• **INSTRUCTIONS FOR THE TASK**: Retype the complete listing exactly as it appears.

---------- INPUT RECORDS ----------

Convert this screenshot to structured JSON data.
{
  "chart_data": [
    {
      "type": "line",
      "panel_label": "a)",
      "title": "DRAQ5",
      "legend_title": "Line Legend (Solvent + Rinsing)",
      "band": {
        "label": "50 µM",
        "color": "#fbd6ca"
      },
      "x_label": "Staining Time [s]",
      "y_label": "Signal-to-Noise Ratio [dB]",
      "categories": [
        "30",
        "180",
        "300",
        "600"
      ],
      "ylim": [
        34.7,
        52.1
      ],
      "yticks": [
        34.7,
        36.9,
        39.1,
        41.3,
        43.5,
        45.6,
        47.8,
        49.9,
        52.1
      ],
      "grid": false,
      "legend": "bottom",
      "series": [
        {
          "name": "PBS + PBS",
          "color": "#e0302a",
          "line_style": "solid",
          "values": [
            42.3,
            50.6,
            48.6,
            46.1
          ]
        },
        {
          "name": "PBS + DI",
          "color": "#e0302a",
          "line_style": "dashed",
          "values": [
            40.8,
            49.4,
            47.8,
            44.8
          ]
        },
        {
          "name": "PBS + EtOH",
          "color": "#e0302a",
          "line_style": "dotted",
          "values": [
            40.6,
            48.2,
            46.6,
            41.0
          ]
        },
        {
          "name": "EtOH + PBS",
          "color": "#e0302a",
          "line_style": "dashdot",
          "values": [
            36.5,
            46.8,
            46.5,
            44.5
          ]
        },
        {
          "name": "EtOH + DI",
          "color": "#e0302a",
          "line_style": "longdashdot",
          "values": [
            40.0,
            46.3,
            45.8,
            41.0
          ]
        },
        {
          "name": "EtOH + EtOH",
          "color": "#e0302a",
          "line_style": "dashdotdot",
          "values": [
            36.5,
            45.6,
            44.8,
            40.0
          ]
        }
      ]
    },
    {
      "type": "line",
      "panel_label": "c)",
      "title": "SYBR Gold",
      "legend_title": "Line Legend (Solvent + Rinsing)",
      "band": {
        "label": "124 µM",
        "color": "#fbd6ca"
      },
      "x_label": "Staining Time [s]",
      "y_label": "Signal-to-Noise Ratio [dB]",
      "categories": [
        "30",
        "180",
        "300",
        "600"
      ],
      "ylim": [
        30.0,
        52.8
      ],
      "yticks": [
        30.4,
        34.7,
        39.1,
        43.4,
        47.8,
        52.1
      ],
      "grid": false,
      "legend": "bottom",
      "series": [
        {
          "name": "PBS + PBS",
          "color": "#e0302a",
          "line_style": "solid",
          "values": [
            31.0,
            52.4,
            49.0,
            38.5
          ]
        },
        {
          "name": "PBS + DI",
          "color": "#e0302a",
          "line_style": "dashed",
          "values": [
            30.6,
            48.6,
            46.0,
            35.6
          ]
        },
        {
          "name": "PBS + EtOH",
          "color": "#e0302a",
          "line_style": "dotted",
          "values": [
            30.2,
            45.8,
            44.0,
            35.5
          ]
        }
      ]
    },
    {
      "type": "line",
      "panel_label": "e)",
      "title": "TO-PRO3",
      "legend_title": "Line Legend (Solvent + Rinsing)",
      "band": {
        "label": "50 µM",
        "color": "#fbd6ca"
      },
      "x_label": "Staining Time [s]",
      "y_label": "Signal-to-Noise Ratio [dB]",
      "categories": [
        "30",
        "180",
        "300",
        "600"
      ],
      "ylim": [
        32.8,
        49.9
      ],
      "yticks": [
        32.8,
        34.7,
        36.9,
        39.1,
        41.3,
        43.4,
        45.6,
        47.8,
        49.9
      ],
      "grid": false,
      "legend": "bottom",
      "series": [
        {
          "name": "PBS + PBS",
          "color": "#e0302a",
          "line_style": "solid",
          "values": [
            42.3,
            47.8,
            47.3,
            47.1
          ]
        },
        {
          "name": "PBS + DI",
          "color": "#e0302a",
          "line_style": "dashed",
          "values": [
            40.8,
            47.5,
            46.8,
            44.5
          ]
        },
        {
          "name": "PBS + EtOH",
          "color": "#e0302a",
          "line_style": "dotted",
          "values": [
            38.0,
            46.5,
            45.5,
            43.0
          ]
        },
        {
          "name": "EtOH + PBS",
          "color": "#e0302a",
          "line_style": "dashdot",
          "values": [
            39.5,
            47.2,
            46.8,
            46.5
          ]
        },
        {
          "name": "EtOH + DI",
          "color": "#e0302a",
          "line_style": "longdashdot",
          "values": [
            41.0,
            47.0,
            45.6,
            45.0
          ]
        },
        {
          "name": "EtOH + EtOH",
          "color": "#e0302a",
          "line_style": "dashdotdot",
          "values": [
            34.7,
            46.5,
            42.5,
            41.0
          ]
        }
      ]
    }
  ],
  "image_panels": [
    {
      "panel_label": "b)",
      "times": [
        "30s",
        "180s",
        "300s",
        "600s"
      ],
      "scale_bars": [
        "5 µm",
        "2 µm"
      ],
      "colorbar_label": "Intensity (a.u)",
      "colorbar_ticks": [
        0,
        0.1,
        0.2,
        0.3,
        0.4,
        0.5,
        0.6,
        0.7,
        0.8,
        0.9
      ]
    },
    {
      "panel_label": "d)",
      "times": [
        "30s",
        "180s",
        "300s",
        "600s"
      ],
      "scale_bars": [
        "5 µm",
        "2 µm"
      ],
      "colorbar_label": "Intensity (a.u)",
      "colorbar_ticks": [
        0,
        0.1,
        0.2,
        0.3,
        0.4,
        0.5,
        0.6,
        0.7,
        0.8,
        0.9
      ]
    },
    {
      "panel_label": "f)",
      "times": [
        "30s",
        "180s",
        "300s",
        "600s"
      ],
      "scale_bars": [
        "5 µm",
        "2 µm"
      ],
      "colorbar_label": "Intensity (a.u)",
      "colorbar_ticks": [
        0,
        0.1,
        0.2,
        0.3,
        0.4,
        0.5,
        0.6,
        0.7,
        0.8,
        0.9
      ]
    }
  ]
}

----------

• **ANSWER TO THE PROBLEM**:
Convert this screenshot to structured JSON data.
{
  "chart_data": [
    {
      "type": "line",
      "panel_label": "a)",
      "title": "DRAQ5",
      "legend_title": "Line Legend (Solvent + Rinsing)",
      "band": {
        "label": "50 µM",
        "color": "#fbd6ca"
      },
      "x_label": "Staining Time [s]",
      "y_label": "Signal-to-Noise Ratio [dB]",
      "categories": [
        "30",
        "180",
        "300",
        "600"
      ],
      "ylim": [
        34.7,
        52.1
      ],
      "yticks": [
        34.7,
        36.9,
        39.1,
        41.3,
        43.5,
        45.6,
        47.8,
        49.9,
        52.1
      ],
      "grid": false,
      "legend": "bottom",
      "series": [
        {
          "name": "PBS + PBS",
          "color": "#e0302a",
          "line_style": "solid",
          "values": [
            42.3,
            50.6,
            48.6,
            46.1
          ]
        },
        {
          "name": "PBS + DI",
          "color": "#e0302a",
          "line_style": "dashed",
          "values": [
            40.8,
            49.4,
            47.8,
            44.8
          ]
        },
        {
          "name": "PBS + EtOH",
          "color": "#e0302a",
          "line_style": "dotted",
          "values": [
            40.6,
            48.2,
            46.6,
            41.0
          ]
        },
        {
          "name": "EtOH + PBS",
          "color": "#e0302a",
          "line_style": "dashdot",
          "values": [
            36.5,
            46.8,
            46.5,
            44.5
          ]
        },
        {
          "name": "EtOH + DI",
          "color": "#e0302a",
          "line_style": "longdashdot",
          "values": [
            40.0,
            46.3,
            45.8,
            41.0
          ]
        },
        {
          "name": "EtOH + EtOH",
          "color": "#e0302a",
          "line_style": "dashdotdot",
          "values": [
            36.5,
            45.6,
            44.8,
            40.0
          ]
        }
      ]
    },
    {
      "type": "line",
      "panel_label": "c)",
      "title": "SYBR Gold",
      "legend_title": "Line Legend (Solvent + Rinsing)",
      "band": {
        "label": "124 µM",
        "color": "#fbd6ca"
      },
      "x_label": "Staining Time [s]",
      "y_label": "Signal-to-Noise Ratio [dB]",
      "categories": [
        "30",
        "180",
        "300",
        "600"
      ],
      "ylim": [
        30.0,
        52.8
      ],
      "yticks": [
        30.4,
        34.7,
        39.1,
        43.4,
        47.8,
        52.1
      ],
      "grid": false,
      "legend": "bottom",
      "series": [
        {
          "name": "PBS + PBS",
          "color": "#e0302a",
          "line_style": "solid",
          "values": [
            31.0,
            52.4,
            49.0,
            38.5
          ]
        },
        {
          "name": "PBS + DI",
          "color": "#e0302a",
          "line_style": "dashed",
          "values": [
            30.6,
            48.6,
            46.0,
            35.6
          ]
        },
        {
          "name": "PBS + EtOH",
          "color": "#e0302a",
          "line_style": "dotted",
          "values": [
            30.2,
            45.8,
            44.0,
            35.5
          ]
        }
      ]
    },
    {
      "type": "line",
      "panel_label": "e)",
      "title": "TO-PRO3",
      "legend_title": "Line Legend (Solvent + Rinsing)",
      "band": {
        "label": "50 µM",
        "color": "#fbd6ca"
      },
      "x_label": "Staining Time [s]",
      "y_label": "Signal-to-Noise Ratio [dB]",
      "categories": [
        "30",
        "180",
        "300",
        "600"
      ],
      "ylim": [
        32.8,
        49.9
      ],
      "yticks": [
        32.8,
        34.7,
        36.9,
        39.1,
        41.3,
        43.4,
        45.6,
        47.8,
        49.9
      ],
      "grid": false,
      "legend": "bottom",
      "series": [
        {
          "name": "PBS + PBS",
          "color": "#e0302a",
          "line_style": "solid",
          "values": [
            42.3,
            47.8,
            47.3,
            47.1
          ]
        },
        {
          "name": "PBS + DI",
          "color": "#e0302a",
          "line_style": "dashed",
          "values": [
            40.8,
            47.5,
            46.8,
            44.5
          ]
        },
        {
          "name": "PBS + EtOH",
          "color": "#e0302a",
          "line_style": "dotted",
          "values": [
            38.0,
            46.5,
            45.5,
            43.0
          ]
        },
        {
          "name": "EtOH + PBS",
          "color": "#e0302a",
          "line_style": "dashdot",
          "values": [
            39.5,
            47.2,
            46.8,
            46.5
          ]
        },
        {
          "name": "EtOH + DI",
          "color": "#e0302a",
          "line_style": "longdashdot",
          "values": [
            41.0,
            47.0,
            45.6,
            45.0
          ]
        },
        {
          "name": "EtOH + EtOH",
          "color": "#e0302a",
          "line_style": "dashdotdot",
          "values": [
            34.7,
            46.5,
            42.5,
            41.0
          ]
        }
      ]
    }
  ],
  "image_panels": [
    {
      "panel_label": "b)",
      "times": [
        "30s",
        "180s",
        "300s",
        "600s"
      ],
      "scale_bars": [
        "5 µm",
        "2 µm"
      ],
      "colorbar_label": "Intensity (a.u)",
      "colorbar_ticks": [
        0,
        0.1,
        0.2,
        0.3,
        0.4,
        0.5,
        0.6,
        0.7,
        0.8,
        0.9
      ]
    },
    {
      "panel_label": "d)",
      "times": [
        "30s",
        "180s",
        "300s",
        "600s"
      ],
      "scale_bars": [
        "5 µm",
        "2 µm"
      ],
      "colorbar_label": "Intensity (a.u)",
      "colorbar_ticks": [
        0,
        0.1,
        0.2,
        0.3,
        0.4,
        0.5,
        0.6,
        0.7,
        0.8,
        0.9
      ]
    },
    {
      "panel_label": "f)",
      "times": [
        "30s",
        "180s",
        "300s",
        "600s"
      ],
      "scale_bars": [
        "5 µm",
        "2 µm"
      ],
      "colorbar_label": "Intensity (a.u)",
      "colorbar_ticks": [
        0,
        0.1,
        0.2,
        0.3,
        0.4,
        0.5,
        0.6,
        0.7,
        0.8,
        0.9
      ]
    }
  ]
}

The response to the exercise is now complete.